#### Requirements:
Give the count of lines that include the string "Selecione". Add nothing to it.

**** Provided data

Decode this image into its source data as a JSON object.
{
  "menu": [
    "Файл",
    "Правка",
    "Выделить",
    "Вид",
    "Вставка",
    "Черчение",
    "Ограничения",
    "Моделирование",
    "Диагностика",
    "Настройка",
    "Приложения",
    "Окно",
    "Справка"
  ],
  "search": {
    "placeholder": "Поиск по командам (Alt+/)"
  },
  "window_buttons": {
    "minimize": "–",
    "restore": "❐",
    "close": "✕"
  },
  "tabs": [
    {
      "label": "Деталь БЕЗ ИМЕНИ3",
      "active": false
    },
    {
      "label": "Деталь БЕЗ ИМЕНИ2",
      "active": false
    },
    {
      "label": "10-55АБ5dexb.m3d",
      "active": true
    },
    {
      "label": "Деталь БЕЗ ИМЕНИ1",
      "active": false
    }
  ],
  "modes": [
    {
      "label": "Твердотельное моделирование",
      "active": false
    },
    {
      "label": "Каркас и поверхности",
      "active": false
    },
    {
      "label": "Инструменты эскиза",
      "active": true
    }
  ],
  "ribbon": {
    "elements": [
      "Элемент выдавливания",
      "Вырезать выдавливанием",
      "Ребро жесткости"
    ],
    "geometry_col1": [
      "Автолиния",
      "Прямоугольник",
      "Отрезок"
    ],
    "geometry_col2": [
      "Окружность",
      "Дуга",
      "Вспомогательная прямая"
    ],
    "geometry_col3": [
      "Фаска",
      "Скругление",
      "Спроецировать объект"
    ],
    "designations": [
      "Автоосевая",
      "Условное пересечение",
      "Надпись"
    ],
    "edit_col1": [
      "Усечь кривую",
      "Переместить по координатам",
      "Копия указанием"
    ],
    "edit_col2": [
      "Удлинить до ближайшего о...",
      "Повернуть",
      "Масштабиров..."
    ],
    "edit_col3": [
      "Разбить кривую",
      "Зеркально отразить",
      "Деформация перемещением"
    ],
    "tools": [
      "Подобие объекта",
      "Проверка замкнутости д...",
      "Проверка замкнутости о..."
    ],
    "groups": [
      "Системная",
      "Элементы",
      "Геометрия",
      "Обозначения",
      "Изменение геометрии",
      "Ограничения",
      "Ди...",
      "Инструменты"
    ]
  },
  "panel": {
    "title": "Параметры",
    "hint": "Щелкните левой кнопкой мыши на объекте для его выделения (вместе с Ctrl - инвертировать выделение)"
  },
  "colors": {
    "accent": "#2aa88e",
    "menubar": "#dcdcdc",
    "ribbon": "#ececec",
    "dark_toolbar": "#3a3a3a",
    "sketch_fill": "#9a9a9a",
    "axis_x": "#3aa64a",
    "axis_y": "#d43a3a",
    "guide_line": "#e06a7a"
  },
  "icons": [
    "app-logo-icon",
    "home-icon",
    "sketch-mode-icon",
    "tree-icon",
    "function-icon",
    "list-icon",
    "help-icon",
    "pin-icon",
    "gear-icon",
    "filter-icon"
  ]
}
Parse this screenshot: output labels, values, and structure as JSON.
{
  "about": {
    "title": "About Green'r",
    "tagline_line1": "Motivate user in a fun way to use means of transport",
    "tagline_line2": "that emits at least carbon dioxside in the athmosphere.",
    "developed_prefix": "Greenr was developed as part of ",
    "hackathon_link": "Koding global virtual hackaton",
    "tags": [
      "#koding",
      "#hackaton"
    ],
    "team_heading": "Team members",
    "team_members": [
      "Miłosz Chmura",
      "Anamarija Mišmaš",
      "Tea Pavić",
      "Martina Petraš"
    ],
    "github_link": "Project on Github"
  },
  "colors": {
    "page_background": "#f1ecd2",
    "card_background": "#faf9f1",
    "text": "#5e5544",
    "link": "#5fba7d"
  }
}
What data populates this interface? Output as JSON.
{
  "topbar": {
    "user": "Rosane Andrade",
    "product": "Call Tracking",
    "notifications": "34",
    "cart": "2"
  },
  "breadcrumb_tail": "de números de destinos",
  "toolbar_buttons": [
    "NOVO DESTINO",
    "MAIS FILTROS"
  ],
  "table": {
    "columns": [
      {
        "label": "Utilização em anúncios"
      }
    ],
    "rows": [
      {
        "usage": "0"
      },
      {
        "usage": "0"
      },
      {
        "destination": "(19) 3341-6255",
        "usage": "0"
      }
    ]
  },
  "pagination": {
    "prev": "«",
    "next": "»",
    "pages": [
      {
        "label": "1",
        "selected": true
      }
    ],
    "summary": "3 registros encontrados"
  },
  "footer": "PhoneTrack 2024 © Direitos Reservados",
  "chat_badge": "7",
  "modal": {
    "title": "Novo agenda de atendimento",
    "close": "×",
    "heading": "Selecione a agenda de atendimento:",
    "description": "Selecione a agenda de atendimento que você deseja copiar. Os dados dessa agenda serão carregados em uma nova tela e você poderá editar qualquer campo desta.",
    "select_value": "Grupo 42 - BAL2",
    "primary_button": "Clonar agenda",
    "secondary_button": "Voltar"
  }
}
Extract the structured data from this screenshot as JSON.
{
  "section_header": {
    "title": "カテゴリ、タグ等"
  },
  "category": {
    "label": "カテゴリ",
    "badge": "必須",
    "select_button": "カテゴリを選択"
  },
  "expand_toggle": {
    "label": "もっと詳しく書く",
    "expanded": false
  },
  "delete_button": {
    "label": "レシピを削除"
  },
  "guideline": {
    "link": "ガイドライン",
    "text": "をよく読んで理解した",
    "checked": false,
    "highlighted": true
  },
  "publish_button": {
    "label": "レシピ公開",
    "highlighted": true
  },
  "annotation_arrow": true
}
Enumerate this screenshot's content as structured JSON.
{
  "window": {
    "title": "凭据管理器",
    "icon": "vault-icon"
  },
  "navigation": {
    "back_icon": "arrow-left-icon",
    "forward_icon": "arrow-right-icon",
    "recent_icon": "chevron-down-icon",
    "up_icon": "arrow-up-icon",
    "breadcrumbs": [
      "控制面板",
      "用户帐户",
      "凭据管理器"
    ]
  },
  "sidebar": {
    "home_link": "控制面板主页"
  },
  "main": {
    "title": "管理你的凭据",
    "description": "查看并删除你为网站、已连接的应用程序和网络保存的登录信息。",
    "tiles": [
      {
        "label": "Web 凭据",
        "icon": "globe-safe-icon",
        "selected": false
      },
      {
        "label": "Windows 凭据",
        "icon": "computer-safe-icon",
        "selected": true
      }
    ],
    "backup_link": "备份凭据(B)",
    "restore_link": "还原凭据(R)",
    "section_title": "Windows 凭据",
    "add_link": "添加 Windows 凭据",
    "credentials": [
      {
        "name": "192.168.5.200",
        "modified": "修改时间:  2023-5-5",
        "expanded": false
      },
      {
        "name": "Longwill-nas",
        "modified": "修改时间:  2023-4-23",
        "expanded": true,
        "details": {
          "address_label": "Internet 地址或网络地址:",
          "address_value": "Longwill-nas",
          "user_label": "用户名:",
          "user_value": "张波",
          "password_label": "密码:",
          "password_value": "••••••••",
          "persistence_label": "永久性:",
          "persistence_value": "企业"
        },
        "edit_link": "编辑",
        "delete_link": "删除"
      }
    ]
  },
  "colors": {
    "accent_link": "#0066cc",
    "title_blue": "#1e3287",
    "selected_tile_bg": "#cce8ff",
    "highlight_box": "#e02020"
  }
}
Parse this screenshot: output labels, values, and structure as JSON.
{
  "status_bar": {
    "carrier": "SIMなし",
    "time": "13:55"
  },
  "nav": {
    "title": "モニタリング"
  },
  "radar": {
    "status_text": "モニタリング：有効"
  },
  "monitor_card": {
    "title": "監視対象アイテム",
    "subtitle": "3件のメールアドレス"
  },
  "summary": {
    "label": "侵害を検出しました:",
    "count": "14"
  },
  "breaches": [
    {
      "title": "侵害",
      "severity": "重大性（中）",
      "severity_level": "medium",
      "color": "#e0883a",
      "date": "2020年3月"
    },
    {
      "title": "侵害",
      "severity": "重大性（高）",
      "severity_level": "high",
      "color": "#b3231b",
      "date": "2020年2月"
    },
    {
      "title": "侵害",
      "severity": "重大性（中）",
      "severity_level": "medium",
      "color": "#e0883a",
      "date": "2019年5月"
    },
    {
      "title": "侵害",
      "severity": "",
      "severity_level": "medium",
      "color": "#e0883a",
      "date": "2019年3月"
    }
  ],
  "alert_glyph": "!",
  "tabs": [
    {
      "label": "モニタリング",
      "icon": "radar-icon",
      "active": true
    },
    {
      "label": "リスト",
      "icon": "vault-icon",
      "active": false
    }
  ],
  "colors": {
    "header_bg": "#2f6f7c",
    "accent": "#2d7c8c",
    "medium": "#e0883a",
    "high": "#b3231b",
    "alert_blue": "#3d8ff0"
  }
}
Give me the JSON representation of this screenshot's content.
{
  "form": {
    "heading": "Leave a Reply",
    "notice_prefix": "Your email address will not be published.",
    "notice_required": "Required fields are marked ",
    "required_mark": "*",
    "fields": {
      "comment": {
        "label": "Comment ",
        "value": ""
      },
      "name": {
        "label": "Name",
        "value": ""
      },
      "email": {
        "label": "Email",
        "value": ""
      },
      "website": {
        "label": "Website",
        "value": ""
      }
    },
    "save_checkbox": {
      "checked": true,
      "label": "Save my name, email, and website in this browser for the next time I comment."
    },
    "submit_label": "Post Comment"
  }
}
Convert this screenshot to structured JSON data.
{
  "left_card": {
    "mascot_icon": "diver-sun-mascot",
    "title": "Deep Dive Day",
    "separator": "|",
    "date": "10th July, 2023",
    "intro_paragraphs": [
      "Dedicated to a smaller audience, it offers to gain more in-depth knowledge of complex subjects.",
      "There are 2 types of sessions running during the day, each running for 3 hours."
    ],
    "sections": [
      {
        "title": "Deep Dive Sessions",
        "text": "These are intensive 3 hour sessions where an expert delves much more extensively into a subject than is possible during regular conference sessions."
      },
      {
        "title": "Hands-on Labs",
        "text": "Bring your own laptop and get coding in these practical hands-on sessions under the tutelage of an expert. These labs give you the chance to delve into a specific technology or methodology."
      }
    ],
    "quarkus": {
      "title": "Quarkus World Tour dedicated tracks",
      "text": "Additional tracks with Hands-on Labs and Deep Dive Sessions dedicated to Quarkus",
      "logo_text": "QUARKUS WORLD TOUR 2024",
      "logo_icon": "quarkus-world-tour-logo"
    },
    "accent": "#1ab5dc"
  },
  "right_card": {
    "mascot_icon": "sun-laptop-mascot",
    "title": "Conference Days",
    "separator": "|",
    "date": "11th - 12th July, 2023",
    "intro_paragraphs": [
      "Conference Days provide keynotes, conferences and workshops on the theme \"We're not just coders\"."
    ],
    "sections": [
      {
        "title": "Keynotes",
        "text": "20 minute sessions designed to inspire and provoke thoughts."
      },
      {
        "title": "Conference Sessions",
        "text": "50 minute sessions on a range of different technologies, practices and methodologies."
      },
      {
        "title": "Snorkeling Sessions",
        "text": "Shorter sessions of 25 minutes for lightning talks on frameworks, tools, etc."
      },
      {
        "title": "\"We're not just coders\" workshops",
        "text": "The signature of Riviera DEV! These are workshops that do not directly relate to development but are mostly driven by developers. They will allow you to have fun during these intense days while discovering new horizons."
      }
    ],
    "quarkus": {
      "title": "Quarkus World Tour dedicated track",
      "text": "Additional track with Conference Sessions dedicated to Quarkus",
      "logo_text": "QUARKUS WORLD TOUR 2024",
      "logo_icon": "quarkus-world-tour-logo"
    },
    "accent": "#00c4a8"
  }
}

********

#### Exercise response:
2